Aangeleverde tekst:
---

Rare vogel…of een interessante krachtpatser?
De meeste mensen denken bij de naam Florida aan palmenstranden en pretparken. Maar er is meer! De panhandle bijvoorbeeld. Het horizontaal-uitstekende deel, dat bijna reikt tot New Orleans. Na zes uur rijden vanuit central Florida kom ik in het plaatsje Blountstown aan, en vlak daarna bij Calhoun Regional Airport. Een veld zoals er duizenden in de VS zijn. Twintig hangars, een onderhoudsbedrijf en een groot vat vol goedkope Avgas.

---

Opgave 1: Neem uit de aangeleverde tekst woord voor woord het deel over dat begint met de woorden "De meeste mensen" en eindigt met "vol goedkope Avgas.".
Opgave 2: Zet de regels van de lijst, van het begin tot en met de regel met "scatter-point (358, 486, 361, 489)", om in een genummerde opsomming. Laat lege regels weg.

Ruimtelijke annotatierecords
---

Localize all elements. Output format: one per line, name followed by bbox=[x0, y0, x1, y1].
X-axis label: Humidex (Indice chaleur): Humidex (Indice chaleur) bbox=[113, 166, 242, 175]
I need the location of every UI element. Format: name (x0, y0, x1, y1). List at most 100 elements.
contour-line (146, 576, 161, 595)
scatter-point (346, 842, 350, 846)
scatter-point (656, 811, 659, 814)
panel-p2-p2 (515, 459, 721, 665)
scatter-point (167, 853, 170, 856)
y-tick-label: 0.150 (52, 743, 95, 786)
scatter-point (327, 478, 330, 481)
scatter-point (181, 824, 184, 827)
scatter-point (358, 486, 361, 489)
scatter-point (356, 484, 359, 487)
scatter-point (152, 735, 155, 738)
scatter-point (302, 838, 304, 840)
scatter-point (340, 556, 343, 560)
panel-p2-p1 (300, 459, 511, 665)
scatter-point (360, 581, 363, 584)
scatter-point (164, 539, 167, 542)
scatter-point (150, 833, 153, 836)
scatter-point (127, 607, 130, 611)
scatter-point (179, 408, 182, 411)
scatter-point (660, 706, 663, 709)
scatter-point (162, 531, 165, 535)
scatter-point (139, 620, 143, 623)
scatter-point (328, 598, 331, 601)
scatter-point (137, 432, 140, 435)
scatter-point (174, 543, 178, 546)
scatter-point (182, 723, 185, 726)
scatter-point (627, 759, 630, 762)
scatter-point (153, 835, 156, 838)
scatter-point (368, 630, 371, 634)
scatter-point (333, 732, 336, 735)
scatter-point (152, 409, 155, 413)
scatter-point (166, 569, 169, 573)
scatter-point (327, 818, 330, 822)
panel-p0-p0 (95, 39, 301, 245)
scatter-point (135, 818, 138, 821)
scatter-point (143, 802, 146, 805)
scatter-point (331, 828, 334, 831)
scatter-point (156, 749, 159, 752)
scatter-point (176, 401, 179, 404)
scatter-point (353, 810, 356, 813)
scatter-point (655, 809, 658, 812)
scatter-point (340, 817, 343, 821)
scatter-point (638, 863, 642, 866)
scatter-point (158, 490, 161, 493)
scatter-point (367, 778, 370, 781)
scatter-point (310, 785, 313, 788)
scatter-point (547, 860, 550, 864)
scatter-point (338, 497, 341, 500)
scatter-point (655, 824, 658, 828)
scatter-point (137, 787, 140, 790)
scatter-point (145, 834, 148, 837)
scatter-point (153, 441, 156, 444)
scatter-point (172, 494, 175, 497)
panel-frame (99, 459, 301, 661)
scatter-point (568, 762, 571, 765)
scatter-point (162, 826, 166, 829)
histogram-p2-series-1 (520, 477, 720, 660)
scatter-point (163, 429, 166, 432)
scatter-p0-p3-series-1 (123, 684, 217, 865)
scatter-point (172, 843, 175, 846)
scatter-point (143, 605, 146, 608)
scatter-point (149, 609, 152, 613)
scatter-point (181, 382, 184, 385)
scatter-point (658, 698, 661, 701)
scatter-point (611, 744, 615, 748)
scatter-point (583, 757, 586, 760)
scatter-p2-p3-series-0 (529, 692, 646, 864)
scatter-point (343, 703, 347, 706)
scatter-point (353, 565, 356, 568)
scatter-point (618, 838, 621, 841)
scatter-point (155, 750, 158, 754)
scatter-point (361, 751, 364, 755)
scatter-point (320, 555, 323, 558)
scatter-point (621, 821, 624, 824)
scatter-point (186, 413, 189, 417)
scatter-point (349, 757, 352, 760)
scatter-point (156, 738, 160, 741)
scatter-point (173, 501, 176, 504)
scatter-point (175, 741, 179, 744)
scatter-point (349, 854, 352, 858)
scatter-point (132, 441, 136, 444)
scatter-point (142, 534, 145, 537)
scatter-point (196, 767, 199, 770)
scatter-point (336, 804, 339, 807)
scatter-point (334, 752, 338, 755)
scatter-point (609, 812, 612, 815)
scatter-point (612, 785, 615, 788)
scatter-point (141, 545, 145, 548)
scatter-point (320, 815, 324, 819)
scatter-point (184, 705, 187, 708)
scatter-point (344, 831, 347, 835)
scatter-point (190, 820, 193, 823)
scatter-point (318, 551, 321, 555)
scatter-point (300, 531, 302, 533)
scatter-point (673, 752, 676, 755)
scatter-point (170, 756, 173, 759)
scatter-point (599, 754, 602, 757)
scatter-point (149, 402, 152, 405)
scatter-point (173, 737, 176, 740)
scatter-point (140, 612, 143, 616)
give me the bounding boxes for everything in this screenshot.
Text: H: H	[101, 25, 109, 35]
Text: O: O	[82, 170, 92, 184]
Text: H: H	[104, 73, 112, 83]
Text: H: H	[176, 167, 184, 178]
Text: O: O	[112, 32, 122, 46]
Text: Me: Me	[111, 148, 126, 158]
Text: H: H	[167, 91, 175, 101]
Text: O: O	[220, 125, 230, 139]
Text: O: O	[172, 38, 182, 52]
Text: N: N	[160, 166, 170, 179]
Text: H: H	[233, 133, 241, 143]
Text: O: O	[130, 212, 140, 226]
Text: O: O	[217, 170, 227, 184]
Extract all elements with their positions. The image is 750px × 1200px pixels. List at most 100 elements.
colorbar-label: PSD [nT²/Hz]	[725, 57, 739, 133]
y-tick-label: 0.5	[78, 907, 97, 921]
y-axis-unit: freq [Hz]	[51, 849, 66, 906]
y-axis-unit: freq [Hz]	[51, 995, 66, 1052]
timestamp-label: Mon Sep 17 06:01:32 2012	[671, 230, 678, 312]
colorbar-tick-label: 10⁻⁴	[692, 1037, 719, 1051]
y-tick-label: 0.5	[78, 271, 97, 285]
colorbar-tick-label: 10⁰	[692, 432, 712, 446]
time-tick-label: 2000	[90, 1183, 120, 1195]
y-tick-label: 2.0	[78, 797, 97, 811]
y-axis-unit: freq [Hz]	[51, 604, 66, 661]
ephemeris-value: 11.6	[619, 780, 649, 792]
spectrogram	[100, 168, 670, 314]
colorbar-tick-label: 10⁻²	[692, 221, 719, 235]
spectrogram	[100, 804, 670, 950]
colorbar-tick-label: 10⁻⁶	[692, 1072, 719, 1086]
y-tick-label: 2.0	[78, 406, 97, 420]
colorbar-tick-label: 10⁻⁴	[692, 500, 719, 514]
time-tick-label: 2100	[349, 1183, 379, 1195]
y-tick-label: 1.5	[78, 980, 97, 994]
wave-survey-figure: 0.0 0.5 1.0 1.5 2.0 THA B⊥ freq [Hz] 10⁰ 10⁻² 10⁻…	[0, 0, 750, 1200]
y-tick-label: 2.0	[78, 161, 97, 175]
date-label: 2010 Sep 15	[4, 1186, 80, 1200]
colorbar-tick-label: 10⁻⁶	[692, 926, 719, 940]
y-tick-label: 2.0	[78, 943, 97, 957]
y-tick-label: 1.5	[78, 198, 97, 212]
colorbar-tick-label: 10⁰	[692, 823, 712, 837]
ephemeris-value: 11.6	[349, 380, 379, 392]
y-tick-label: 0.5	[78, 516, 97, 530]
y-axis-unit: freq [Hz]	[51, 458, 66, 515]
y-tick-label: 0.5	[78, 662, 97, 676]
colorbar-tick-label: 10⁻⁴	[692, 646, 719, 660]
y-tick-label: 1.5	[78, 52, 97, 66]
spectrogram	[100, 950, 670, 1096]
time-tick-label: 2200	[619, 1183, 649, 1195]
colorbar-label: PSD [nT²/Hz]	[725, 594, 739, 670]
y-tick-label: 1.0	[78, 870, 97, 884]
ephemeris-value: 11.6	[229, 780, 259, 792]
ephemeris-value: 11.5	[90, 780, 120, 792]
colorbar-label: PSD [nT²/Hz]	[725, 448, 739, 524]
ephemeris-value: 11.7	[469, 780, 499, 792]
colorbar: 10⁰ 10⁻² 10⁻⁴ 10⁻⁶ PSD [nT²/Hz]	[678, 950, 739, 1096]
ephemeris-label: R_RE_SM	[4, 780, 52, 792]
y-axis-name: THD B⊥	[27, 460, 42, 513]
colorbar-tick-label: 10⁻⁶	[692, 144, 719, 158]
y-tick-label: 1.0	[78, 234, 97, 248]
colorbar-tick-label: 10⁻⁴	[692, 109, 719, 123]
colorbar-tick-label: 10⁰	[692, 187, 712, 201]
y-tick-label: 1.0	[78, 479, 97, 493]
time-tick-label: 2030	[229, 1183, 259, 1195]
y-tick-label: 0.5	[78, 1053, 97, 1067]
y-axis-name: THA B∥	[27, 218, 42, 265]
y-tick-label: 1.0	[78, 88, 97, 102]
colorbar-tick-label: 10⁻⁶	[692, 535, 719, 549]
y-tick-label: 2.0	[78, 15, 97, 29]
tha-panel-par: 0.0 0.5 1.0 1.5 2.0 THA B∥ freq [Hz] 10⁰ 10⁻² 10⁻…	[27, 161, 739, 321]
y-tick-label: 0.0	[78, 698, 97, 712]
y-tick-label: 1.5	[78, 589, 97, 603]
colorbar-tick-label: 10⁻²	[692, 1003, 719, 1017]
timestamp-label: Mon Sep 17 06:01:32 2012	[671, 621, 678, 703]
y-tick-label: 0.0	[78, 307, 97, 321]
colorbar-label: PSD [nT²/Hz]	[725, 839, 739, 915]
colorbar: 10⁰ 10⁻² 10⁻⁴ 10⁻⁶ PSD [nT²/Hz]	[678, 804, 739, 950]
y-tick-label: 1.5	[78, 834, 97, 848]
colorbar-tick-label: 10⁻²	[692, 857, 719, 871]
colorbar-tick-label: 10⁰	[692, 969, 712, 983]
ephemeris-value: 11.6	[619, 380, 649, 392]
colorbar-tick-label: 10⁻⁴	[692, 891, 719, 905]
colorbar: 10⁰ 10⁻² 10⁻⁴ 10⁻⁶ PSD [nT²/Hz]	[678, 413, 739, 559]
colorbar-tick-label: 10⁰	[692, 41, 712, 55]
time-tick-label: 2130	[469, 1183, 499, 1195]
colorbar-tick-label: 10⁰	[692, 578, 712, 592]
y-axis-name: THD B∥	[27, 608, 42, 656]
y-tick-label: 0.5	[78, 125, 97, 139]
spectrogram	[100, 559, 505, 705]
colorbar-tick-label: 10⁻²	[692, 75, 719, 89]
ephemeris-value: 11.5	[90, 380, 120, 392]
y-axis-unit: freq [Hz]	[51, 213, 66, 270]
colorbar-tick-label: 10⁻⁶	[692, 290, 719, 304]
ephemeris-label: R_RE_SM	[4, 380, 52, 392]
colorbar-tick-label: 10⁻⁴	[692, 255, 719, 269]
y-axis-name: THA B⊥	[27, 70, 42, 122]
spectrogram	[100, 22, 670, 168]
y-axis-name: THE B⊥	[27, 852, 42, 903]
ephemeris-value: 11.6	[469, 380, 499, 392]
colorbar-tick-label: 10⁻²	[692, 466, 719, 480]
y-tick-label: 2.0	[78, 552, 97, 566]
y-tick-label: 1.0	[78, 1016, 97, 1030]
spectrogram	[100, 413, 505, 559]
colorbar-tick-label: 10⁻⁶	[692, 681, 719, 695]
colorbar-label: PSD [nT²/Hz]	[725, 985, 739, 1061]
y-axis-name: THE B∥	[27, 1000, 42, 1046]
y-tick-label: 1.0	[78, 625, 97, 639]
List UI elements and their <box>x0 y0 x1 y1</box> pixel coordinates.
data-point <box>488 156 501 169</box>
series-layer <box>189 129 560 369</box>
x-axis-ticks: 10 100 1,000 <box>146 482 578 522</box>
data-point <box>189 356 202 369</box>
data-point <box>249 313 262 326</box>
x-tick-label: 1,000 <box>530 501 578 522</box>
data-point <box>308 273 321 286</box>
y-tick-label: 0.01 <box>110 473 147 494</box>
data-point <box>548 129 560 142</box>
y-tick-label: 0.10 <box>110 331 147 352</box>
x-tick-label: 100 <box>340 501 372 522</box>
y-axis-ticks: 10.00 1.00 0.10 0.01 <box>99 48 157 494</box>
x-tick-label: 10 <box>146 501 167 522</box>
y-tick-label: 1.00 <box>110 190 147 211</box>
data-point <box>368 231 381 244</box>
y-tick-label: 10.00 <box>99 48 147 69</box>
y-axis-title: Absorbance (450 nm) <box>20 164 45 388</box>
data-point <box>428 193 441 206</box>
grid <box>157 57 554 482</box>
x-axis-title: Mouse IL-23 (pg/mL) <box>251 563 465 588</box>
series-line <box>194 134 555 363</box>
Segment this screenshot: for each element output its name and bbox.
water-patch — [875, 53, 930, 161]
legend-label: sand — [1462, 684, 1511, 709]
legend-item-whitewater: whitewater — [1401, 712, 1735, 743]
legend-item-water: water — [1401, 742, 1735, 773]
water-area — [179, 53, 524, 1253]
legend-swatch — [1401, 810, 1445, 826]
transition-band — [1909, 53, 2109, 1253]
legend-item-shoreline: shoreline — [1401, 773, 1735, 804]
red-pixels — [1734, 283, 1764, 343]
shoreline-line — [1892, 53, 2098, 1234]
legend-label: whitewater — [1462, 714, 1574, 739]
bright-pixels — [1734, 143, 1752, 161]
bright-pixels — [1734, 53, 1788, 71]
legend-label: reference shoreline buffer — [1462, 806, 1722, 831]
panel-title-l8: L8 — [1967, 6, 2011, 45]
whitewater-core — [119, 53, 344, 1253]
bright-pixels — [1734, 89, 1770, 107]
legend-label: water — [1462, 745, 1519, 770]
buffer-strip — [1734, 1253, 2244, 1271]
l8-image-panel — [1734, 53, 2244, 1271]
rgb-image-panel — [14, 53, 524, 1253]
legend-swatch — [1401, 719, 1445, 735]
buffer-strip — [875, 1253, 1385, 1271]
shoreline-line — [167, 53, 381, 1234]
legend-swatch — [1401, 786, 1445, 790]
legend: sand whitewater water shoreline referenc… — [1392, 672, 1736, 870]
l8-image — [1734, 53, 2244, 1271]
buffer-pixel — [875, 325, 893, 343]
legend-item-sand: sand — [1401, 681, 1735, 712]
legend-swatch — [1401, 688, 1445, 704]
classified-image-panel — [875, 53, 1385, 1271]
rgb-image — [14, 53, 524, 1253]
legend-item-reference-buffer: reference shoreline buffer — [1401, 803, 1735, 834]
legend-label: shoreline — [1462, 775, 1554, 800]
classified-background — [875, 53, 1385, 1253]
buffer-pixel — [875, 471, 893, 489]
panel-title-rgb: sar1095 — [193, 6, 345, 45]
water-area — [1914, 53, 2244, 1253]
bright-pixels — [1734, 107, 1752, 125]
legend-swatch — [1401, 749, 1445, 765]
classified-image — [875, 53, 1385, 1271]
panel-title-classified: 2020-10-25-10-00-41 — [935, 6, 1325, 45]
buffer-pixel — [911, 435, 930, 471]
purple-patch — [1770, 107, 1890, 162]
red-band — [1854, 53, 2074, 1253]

---

Uitwerking 1:
De meeste mensen denken bij de naam Florida aan palmenstranden en pretparken. Maar er is meer! De panhandle bijvoorbeeld. Het horizontaal-uitstekende deel, dat bijna reikt tot New Orleans. Na zes uur rijden vanuit central Florida kom ik in het plaatsje Blountstown aan, en vlak daarna bij Calhoun Regional Airport. Een veld zoals er duizenden in de VS zijn. Twintig hangars, een onderhoudsbedrijf en een groot vat vol goedkope Avgas.

Uitwerking 2:
1. Localize all elements. Output format: one per line, name followed by bbox=[x0, y0, x1, y1].
2. X-axis label: Humidex (Indice chaleur): Humidex (Indice chaleur) bbox=[113, 166, 242, 175]
3. I need the location of every UI element. Format: name (x0, y0, x1, y1). List at most 100 elements.
4. contour-line (146, 576, 161, 595)
5. scatter-point (346, 842, 350, 846)
6. scatter-point (656, 811, 659, 814)
7. panel-p2-p2 (515, 459, 721, 665)
8. scatter-point (167, 853, 170, 856)
9. y-tick-label: 0.150 (52, 743, 95, 786)
10. scatter-point (327, 478, 330, 481)
11. scatter-point (181, 824, 184, 827)
12. scatter-point (358, 486, 361, 489)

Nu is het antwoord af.